'''
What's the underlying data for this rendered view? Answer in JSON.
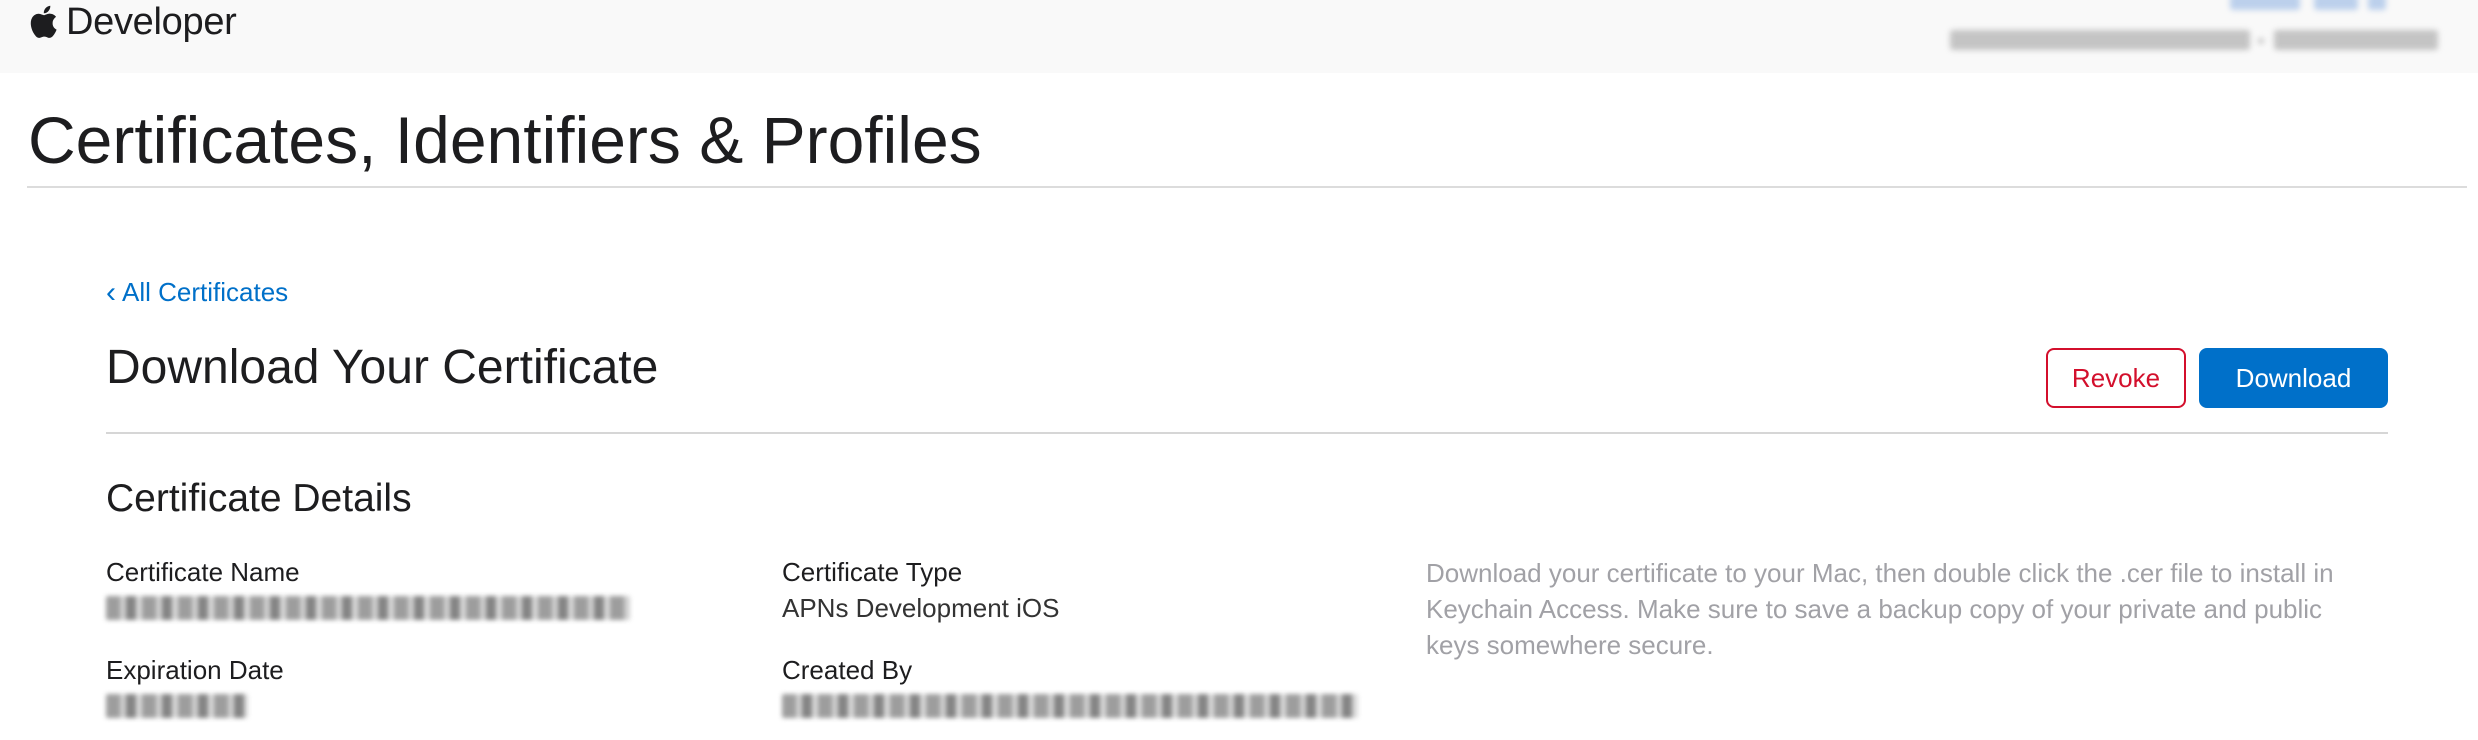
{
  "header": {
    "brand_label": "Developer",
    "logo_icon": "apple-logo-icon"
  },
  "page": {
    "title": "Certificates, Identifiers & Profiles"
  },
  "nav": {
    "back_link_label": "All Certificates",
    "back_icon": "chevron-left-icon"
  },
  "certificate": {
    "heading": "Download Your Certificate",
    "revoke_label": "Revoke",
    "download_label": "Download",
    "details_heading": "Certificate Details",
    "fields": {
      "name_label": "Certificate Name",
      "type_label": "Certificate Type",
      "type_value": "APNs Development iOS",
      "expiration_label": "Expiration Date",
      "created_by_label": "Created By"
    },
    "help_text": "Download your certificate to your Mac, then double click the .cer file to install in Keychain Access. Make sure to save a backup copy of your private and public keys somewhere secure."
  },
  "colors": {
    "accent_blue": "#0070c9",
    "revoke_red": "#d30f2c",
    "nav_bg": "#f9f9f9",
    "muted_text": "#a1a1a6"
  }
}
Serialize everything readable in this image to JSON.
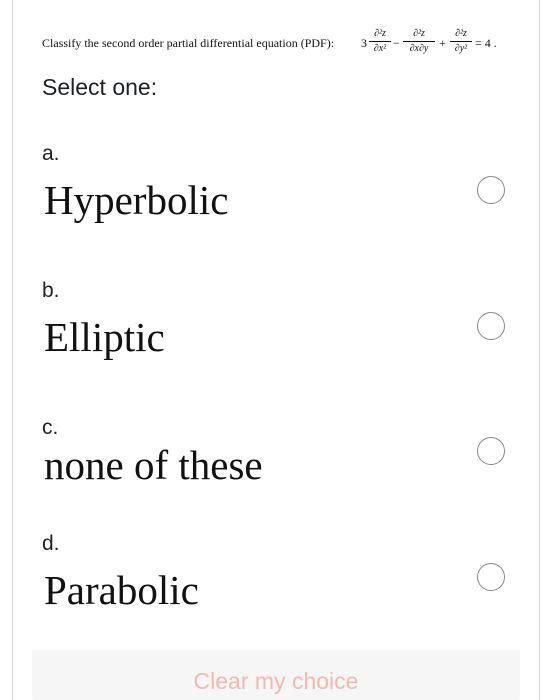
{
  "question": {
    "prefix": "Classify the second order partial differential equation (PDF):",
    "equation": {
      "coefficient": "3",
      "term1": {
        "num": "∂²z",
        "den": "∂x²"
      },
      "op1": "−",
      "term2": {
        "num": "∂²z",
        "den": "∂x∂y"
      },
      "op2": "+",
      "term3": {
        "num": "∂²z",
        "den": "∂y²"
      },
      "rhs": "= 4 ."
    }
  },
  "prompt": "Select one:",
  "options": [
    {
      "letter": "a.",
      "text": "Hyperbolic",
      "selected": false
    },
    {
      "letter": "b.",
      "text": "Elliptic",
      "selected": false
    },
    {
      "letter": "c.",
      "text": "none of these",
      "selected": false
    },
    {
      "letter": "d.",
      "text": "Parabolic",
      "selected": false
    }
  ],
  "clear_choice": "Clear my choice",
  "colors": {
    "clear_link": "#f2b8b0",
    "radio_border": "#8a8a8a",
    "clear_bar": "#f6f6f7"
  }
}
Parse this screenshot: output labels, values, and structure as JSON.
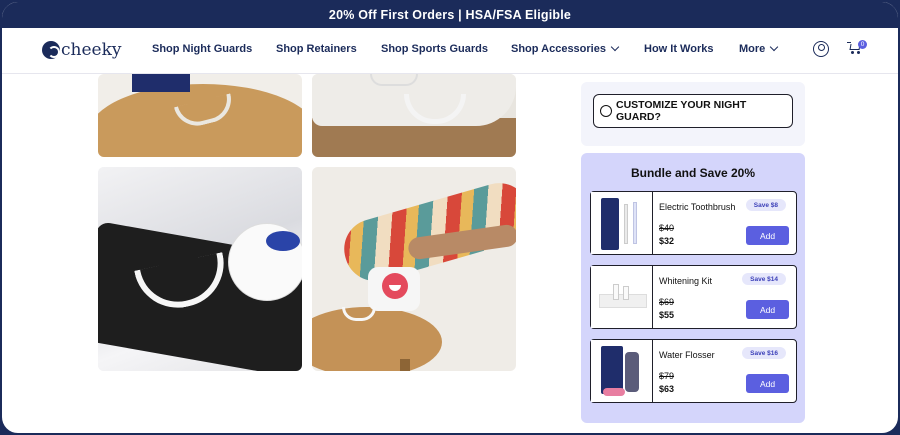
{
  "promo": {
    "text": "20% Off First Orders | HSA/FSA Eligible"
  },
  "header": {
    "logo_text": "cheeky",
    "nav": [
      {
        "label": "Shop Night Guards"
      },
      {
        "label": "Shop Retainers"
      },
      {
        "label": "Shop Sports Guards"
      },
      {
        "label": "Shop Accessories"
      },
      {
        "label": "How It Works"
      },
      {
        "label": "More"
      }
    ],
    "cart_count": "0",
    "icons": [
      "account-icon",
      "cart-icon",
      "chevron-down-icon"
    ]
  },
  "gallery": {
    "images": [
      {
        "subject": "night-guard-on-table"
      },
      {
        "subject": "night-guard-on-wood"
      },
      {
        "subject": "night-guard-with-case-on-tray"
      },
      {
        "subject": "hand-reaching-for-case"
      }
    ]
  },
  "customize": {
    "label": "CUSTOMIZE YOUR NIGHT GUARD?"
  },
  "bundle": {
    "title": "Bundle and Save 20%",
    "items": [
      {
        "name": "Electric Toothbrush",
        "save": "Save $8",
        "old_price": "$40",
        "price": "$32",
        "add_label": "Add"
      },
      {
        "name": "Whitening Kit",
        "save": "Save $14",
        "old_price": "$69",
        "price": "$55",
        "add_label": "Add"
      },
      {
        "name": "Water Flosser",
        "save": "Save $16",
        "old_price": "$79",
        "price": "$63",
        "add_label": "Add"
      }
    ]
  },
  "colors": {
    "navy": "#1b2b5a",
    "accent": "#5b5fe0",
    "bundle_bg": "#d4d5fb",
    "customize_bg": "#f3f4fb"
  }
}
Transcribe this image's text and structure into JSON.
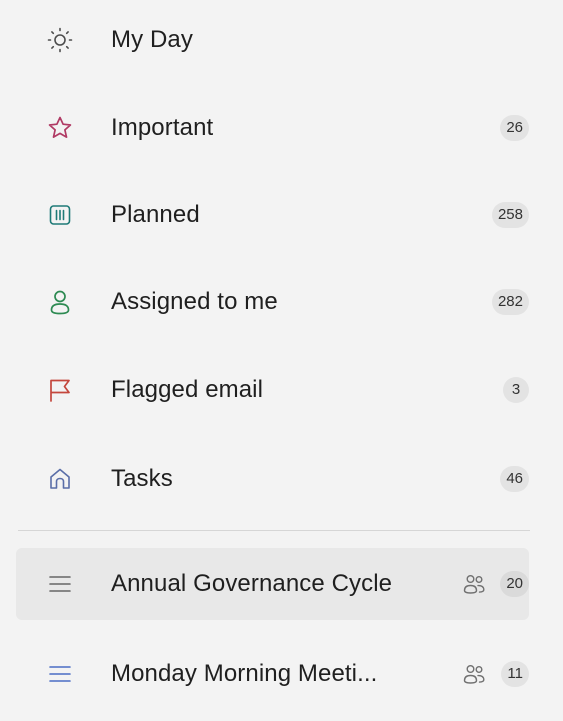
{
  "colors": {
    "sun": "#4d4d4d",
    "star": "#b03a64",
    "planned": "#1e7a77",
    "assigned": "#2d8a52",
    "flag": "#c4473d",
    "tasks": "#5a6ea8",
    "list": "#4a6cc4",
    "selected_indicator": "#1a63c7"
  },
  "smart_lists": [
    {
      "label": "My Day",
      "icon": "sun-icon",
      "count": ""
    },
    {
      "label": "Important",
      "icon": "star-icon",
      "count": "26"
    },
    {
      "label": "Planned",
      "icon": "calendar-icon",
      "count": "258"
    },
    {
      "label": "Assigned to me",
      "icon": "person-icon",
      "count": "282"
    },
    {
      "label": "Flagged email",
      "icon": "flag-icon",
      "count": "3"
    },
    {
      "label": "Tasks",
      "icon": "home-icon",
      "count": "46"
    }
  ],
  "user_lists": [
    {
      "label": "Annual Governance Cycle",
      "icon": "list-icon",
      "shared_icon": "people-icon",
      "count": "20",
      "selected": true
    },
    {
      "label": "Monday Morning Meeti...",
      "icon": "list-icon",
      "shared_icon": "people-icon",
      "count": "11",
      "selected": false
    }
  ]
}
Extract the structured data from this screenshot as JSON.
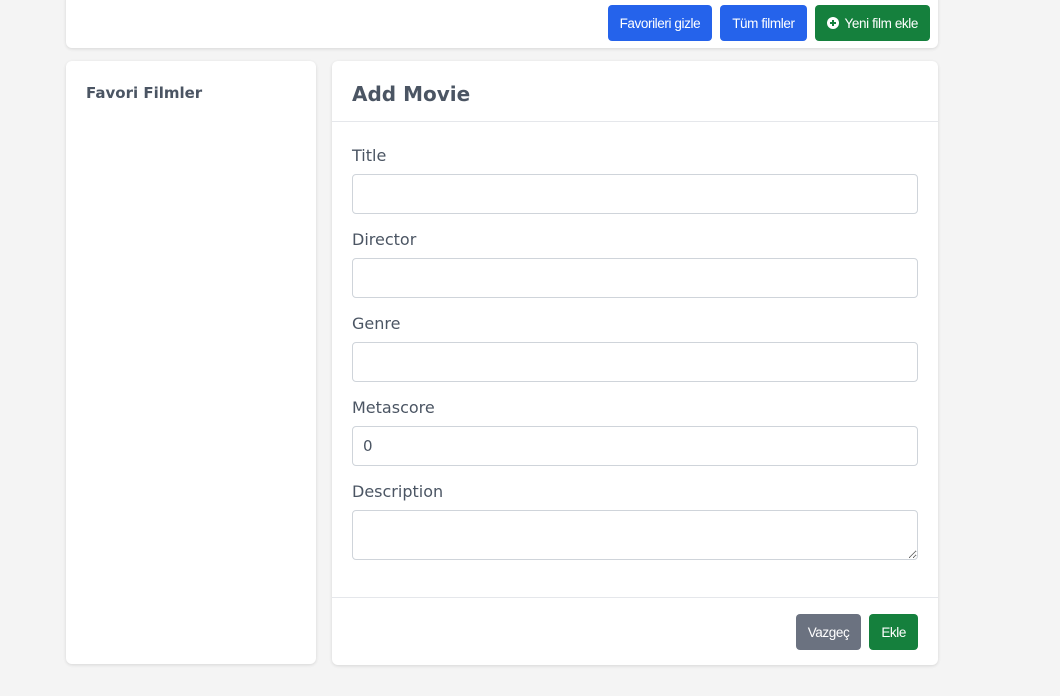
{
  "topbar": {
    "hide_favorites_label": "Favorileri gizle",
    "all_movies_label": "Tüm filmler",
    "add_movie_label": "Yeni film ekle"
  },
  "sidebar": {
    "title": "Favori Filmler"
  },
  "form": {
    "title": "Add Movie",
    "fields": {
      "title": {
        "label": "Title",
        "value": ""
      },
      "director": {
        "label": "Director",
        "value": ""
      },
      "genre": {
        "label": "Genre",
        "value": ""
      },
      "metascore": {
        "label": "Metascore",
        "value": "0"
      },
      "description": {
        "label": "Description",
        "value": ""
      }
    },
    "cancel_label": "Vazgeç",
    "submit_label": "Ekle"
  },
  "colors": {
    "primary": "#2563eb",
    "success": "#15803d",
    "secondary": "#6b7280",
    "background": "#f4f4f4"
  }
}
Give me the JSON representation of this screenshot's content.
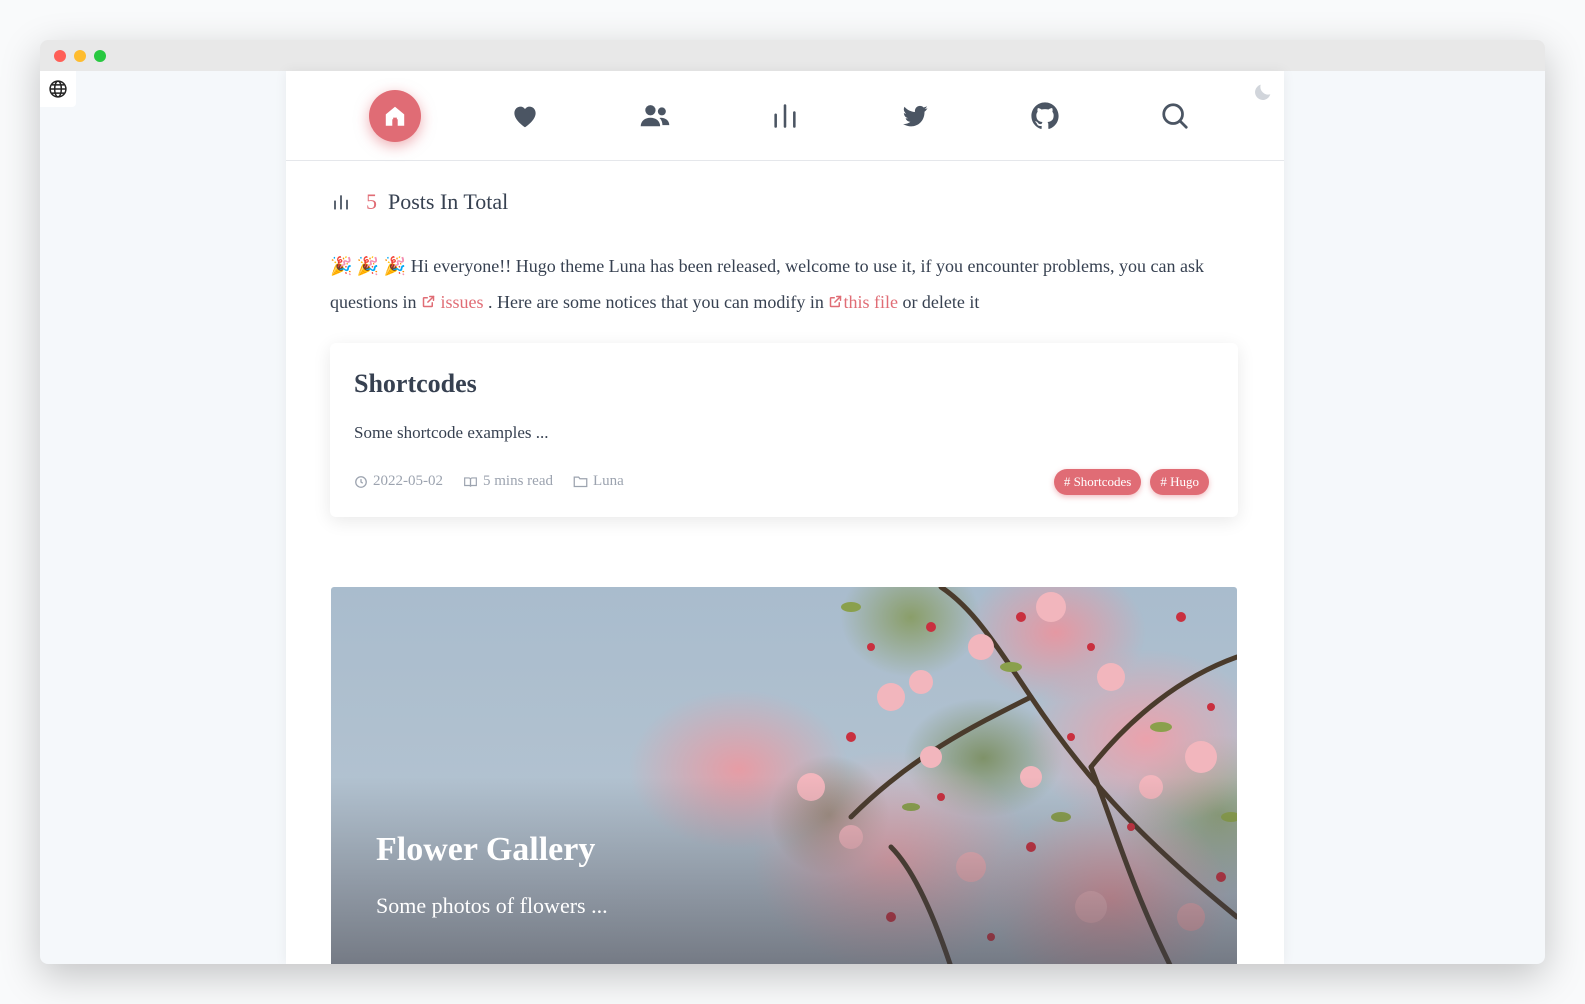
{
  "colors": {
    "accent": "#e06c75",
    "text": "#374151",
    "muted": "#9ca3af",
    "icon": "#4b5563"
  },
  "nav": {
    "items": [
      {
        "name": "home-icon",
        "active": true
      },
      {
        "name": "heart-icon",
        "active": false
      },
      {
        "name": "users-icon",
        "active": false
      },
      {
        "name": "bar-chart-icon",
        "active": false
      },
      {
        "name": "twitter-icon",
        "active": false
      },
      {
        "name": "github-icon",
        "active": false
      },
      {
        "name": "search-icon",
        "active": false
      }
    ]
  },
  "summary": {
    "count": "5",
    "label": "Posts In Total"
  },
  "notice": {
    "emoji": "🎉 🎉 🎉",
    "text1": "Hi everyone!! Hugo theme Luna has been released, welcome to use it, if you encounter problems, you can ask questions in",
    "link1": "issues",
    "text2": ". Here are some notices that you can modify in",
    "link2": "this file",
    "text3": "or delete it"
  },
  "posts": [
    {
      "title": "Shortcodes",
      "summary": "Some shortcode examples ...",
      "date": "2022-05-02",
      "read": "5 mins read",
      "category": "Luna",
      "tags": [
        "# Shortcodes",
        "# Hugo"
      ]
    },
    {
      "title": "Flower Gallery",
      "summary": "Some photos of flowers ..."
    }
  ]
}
'''
(TASK INSTRUCTIONS) Quote the data exactly, leaving every image out of the copy.

(THE ANSWER)
What's the underlying data for this rendered view? Answer in JSON.
{
  "header": {
    "brand_label": "Developer",
    "logo_icon": "apple-logo-icon"
  },
  "page": {
    "title": "Certificates, Identifiers & Profiles"
  },
  "nav": {
    "back_link_label": "All Certificates",
    "back_icon": "chevron-left-icon"
  },
  "certificate": {
    "heading": "Download Your Certificate",
    "revoke_label": "Revoke",
    "download_label": "Download",
    "details_heading": "Certificate Details",
    "fields": {
      "name_label": "Certificate Name",
      "type_label": "Certificate Type",
      "type_value": "APNs Development iOS",
      "expiration_label": "Expiration Date",
      "created_by_label": "Created By"
    },
    "help_text": "Download your certificate to your Mac, then double click the .cer file to install in Keychain Access. Make sure to save a backup copy of your private and public keys somewhere secure."
  },
  "colors": {
    "accent_blue": "#0070c9",
    "revoke_red": "#d30f2c",
    "nav_bg": "#f9f9f9",
    "muted_text": "#a1a1a6"
  }
}
Serialize everything readable in this image to JSON.
{
  "question": {
    "prefix": "Classify the second order partial differential equation (PDF):",
    "equation": {
      "coefficient": "3",
      "term1": {
        "num": "∂²z",
        "den": "∂x²"
      },
      "op1": "−",
      "term2": {
        "num": "∂²z",
        "den": "∂x∂y"
      },
      "op2": "+",
      "term3": {
        "num": "∂²z",
        "den": "∂y²"
      },
      "rhs": "= 4 ."
    }
  },
  "prompt": "Select one:",
  "options": [
    {
      "letter": "a.",
      "text": "Hyperbolic",
      "selected": false
    },
    {
      "letter": "b.",
      "text": "Elliptic",
      "selected": false
    },
    {
      "letter": "c.",
      "text": "none of these",
      "selected": false
    },
    {
      "letter": "d.",
      "text": "Parabolic",
      "selected": false
    }
  ],
  "clear_choice": "Clear my choice",
  "colors": {
    "clear_link": "#f2b8b0",
    "radio_border": "#8a8a8a",
    "clear_bar": "#f6f6f7"
  }
}
Parse this screenshot: output labels, values, and structure as JSON.
{
  "promo": {
    "text": "20% Off First Orders | HSA/FSA Eligible"
  },
  "header": {
    "logo_text": "cheeky",
    "nav": [
      {
        "label": "Shop Night Guards"
      },
      {
        "label": "Shop Retainers"
      },
      {
        "label": "Shop Sports Guards"
      },
      {
        "label": "Shop Accessories"
      },
      {
        "label": "How It Works"
      },
      {
        "label": "More"
      }
    ],
    "cart_count": "0",
    "icons": [
      "account-icon",
      "cart-icon",
      "chevron-down-icon"
    ]
  },
  "gallery": {
    "images": [
      {
        "subject": "night-guard-on-table"
      },
      {
        "subject": "night-guard-on-wood"
      },
      {
        "subject": "night-guard-with-case-on-tray"
      },
      {
        "subject": "hand-reaching-for-case"
      }
    ]
  },
  "customize": {
    "label": "CUSTOMIZE YOUR NIGHT GUARD?"
  },
  "bundle": {
    "title": "Bundle and Save 20%",
    "items": [
      {
        "name": "Electric Toothbrush",
        "save": "Save $8",
        "old_price": "$40",
        "price": "$32",
        "add_label": "Add"
      },
      {
        "name": "Whitening Kit",
        "save": "Save $14",
        "old_price": "$69",
        "price": "$55",
        "add_label": "Add"
      },
      {
        "name": "Water Flosser",
        "save": "Save $16",
        "old_price": "$79",
        "price": "$63",
        "add_label": "Add"
      }
    ]
  },
  "colors": {
    "navy": "#1b2b5a",
    "accent": "#5b5fe0",
    "bundle_bg": "#d4d5fb",
    "customize_bg": "#f3f4fb"
  }
}
Transcribe this image's text and structure into JSON.
{
  "colors": {
    "sun": "#4d4d4d",
    "star": "#b03a64",
    "planned": "#1e7a77",
    "assigned": "#2d8a52",
    "flag": "#c4473d",
    "tasks": "#5a6ea8",
    "list": "#4a6cc4",
    "selected_indicator": "#1a63c7"
  },
  "smart_lists": [
    {
      "label": "My Day",
      "icon": "sun-icon",
      "count": ""
    },
    {
      "label": "Important",
      "icon": "star-icon",
      "count": "26"
    },
    {
      "label": "Planned",
      "icon": "calendar-icon",
      "count": "258"
    },
    {
      "label": "Assigned to me",
      "icon": "person-icon",
      "count": "282"
    },
    {
      "label": "Flagged email",
      "icon": "flag-icon",
      "count": "3"
    },
    {
      "label": "Tasks",
      "icon": "home-icon",
      "count": "46"
    }
  ],
  "user_lists": [
    {
      "label": "Annual Governance Cycle",
      "icon": "list-icon",
      "shared_icon": "people-icon",
      "count": "20",
      "selected": true
    },
    {
      "label": "Monday Morning Meeti...",
      "icon": "list-icon",
      "shared_icon": "people-icon",
      "count": "11",
      "selected": false
    }
  ]
}
Extract the structured data from this screenshot as JSON.
{
  "topbar": {
    "hide_favorites_label": "Favorileri gizle",
    "all_movies_label": "Tüm filmler",
    "add_movie_label": "Yeni film ekle"
  },
  "sidebar": {
    "title": "Favori Filmler"
  },
  "form": {
    "title": "Add Movie",
    "fields": {
      "title": {
        "label": "Title",
        "value": ""
      },
      "director": {
        "label": "Director",
        "value": ""
      },
      "genre": {
        "label": "Genre",
        "value": ""
      },
      "metascore": {
        "label": "Metascore",
        "value": "0"
      },
      "description": {
        "label": "Description",
        "value": ""
      }
    },
    "cancel_label": "Vazgeç",
    "submit_label": "Ekle"
  },
  "colors": {
    "primary": "#2563eb",
    "success": "#15803d",
    "secondary": "#6b7280",
    "background": "#f4f4f4"
  }
}
Give me the JSON representation of this screenshot's content.
{
  "colors": {
    "accent": "#e06c75",
    "text": "#374151",
    "muted": "#9ca3af",
    "icon": "#4b5563"
  },
  "nav": {
    "items": [
      {
        "name": "home-icon",
        "active": true
      },
      {
        "name": "heart-icon",
        "active": false
      },
      {
        "name": "users-icon",
        "active": false
      },
      {
        "name": "bar-chart-icon",
        "active": false
      },
      {
        "name": "twitter-icon",
        "active": false
      },
      {
        "name": "github-icon",
        "active": false
      },
      {
        "name": "search-icon",
        "active": false
      }
    ]
  },
  "summary": {
    "count": "5",
    "label": "Posts In Total"
  },
  "notice": {
    "emoji": "🎉 🎉 🎉",
    "text1": "Hi everyone!! Hugo theme Luna has been released, welcome to use it, if you encounter problems, you can ask questions in",
    "link1": "issues",
    "text2": ". Here are some notices that you can modify in",
    "link2": "this file",
    "text3": "or delete it"
  },
  "posts": [
    {
      "title": "Shortcodes",
      "summary": "Some shortcode examples ...",
      "date": "2022-05-02",
      "read": "5 mins read",
      "category": "Luna",
      "tags": [
        "# Shortcodes",
        "# Hugo"
      ]
    },
    {
      "title": "Flower Gallery",
      "summary": "Some photos of flowers ..."
    }
  ]
}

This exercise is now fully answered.